**Aim:**
Scan the material that follows. Copy every line containing the word "varav".

Given records start

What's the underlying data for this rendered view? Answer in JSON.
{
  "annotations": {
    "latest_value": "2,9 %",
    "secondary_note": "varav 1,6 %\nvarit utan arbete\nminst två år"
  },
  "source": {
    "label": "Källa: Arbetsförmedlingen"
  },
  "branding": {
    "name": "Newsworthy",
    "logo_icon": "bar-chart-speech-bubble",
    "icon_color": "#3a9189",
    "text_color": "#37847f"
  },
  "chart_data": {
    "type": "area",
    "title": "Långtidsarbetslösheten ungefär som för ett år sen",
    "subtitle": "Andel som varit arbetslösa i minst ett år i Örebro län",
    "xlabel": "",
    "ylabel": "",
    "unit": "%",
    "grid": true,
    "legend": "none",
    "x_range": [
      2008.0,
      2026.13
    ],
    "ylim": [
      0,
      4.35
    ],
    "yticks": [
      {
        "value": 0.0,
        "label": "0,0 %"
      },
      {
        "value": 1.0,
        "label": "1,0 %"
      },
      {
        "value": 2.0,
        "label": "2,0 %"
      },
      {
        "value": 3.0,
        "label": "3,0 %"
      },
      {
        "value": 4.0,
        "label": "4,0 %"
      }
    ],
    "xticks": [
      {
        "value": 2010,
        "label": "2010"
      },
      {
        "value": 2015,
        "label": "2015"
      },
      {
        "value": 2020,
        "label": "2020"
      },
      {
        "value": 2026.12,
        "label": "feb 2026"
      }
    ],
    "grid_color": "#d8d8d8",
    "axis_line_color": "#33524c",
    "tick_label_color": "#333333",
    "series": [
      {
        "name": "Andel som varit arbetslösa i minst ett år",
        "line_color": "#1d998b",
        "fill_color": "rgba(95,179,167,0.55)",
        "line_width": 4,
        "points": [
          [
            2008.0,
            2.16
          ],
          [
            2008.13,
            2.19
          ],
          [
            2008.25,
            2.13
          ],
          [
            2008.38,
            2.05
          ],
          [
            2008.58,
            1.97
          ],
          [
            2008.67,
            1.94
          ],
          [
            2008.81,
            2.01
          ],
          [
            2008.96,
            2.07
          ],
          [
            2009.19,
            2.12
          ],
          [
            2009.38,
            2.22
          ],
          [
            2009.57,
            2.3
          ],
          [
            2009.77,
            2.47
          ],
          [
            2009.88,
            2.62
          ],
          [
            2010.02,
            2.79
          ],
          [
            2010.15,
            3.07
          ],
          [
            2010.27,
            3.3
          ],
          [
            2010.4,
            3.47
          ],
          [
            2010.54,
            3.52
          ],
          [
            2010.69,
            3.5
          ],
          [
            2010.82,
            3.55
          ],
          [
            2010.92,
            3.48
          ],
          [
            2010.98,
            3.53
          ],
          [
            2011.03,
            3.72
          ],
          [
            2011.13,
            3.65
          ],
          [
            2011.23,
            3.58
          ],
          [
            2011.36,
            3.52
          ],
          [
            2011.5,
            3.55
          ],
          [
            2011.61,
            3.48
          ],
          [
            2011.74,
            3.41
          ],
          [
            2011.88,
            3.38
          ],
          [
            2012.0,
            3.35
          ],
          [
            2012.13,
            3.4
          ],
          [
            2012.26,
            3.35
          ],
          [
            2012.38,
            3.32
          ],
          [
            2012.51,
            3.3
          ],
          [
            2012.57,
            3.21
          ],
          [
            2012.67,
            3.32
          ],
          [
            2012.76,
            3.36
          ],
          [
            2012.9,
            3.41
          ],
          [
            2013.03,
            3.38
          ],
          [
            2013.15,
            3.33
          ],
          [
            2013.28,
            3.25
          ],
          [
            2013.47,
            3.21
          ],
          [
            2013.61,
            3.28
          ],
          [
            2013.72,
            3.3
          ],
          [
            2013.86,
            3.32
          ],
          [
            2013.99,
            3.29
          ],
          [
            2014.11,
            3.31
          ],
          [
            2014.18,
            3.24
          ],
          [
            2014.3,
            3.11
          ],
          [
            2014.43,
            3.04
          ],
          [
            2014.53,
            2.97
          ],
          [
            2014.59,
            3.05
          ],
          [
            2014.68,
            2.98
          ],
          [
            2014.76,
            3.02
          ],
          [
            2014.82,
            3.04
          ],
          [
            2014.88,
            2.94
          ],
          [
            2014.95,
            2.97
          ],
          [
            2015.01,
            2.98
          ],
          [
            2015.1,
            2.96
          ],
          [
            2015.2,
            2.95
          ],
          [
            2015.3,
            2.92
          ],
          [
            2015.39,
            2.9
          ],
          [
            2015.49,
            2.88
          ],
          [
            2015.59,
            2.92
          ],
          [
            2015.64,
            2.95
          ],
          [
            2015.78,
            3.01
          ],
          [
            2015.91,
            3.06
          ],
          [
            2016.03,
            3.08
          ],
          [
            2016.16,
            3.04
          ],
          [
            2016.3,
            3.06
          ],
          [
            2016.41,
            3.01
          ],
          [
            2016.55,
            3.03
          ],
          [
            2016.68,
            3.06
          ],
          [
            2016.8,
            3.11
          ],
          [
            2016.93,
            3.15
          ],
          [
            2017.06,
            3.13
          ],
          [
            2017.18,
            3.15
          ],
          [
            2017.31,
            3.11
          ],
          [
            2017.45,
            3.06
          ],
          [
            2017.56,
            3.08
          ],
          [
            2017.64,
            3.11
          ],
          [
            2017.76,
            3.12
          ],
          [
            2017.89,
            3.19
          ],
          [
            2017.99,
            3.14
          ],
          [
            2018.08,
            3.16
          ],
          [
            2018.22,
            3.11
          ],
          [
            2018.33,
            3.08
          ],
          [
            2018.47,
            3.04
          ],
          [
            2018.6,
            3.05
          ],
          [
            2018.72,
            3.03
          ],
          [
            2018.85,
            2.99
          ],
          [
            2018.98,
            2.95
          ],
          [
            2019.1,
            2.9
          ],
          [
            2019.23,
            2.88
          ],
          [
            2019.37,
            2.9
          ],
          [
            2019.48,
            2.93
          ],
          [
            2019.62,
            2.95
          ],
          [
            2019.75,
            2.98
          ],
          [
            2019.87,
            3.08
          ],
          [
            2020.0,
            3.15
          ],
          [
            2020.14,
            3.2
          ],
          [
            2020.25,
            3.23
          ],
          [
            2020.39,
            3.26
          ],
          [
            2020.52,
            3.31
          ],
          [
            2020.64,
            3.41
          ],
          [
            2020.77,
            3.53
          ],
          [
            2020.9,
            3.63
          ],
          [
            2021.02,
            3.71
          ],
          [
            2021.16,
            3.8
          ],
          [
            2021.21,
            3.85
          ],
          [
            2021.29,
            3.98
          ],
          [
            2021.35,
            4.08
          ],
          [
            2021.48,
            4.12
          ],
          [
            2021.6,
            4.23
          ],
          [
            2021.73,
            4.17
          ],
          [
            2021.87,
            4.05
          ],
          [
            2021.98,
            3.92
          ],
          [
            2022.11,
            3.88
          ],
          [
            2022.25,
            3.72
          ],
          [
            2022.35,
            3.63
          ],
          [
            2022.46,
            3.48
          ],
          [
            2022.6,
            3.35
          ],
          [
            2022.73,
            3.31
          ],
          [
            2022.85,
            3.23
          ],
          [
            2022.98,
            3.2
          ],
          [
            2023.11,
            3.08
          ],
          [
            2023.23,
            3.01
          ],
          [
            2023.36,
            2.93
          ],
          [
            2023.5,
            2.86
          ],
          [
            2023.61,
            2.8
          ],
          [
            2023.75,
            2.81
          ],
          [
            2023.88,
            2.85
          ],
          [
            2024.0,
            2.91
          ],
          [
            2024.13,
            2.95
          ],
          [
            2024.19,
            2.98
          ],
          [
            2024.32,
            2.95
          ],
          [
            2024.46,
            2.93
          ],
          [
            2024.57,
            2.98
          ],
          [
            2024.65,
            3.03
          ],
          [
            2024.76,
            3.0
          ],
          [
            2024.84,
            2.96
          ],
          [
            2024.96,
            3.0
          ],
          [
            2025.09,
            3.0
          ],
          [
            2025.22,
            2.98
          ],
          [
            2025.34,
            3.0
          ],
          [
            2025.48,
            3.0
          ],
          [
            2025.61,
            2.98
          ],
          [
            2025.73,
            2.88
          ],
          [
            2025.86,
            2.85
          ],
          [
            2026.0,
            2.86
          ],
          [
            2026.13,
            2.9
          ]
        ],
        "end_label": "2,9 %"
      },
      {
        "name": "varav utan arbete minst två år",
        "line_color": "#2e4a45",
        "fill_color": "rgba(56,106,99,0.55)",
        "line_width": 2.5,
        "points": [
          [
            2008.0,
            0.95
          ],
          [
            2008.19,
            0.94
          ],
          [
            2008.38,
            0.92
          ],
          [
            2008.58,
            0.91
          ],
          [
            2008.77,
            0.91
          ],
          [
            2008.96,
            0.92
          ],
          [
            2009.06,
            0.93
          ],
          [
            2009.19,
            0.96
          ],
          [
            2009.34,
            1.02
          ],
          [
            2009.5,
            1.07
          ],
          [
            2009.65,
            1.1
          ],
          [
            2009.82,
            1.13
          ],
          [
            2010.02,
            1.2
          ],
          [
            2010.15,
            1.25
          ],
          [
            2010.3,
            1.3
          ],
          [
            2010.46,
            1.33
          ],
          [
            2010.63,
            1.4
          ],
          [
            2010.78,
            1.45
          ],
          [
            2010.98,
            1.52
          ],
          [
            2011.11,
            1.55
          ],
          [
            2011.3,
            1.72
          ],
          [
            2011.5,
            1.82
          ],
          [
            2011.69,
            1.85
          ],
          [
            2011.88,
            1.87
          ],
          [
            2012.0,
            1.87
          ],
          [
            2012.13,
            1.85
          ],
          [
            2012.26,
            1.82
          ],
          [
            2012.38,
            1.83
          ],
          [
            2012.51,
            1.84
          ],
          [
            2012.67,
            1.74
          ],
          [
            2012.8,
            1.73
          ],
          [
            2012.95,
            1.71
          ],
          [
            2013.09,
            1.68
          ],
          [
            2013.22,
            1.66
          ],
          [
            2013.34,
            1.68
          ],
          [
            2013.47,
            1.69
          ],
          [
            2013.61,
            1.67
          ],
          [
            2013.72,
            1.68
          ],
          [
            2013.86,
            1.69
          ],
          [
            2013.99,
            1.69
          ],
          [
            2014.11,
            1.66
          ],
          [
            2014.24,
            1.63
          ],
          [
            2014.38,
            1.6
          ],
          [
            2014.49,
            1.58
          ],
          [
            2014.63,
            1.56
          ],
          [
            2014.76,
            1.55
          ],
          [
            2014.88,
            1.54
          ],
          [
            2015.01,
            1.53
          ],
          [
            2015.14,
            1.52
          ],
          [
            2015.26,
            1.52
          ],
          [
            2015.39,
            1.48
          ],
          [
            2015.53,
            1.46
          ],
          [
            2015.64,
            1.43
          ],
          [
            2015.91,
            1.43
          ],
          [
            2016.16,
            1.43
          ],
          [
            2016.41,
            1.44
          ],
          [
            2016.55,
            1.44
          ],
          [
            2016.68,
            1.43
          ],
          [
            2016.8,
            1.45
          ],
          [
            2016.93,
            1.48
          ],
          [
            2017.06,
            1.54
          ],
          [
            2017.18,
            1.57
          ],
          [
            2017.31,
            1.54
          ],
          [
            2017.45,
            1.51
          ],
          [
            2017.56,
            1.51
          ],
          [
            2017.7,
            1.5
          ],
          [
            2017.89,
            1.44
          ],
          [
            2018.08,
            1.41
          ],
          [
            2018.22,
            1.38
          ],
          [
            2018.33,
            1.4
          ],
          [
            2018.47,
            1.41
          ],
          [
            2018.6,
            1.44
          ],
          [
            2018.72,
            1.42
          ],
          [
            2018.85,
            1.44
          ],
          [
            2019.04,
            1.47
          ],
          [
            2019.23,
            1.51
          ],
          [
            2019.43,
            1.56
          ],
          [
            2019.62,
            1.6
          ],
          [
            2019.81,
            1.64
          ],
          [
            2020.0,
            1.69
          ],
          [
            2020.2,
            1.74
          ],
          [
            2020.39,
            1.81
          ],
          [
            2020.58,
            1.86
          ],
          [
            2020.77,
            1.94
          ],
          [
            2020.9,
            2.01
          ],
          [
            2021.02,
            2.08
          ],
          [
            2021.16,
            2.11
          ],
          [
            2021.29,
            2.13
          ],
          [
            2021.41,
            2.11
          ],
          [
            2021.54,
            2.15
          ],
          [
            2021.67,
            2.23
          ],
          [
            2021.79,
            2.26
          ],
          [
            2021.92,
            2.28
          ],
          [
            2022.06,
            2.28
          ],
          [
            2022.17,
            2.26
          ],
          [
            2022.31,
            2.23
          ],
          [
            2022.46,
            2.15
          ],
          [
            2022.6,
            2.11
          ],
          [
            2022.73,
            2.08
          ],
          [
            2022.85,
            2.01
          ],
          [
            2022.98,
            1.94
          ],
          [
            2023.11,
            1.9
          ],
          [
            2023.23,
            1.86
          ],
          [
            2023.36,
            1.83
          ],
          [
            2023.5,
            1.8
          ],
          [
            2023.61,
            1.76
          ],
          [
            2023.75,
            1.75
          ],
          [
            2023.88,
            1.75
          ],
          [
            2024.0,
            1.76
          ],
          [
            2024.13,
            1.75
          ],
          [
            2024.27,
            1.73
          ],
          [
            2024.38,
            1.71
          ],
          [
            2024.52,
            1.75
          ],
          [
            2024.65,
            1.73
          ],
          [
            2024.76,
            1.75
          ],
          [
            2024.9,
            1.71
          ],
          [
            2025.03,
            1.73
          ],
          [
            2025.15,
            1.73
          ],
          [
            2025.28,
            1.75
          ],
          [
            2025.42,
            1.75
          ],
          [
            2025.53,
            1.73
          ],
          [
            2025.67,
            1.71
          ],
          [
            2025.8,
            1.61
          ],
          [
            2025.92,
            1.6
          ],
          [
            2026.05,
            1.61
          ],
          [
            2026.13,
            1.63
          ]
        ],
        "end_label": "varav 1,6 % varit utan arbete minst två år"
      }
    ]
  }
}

Given records end

**Answer to the task:**
    "secondary_note": "varav 1,6 %\nvarit utan arbete\nminst två år"
        "name": "varav utan arbete minst två år",
        "end_label": "varav 1,6 % varit utan arbete minst två år"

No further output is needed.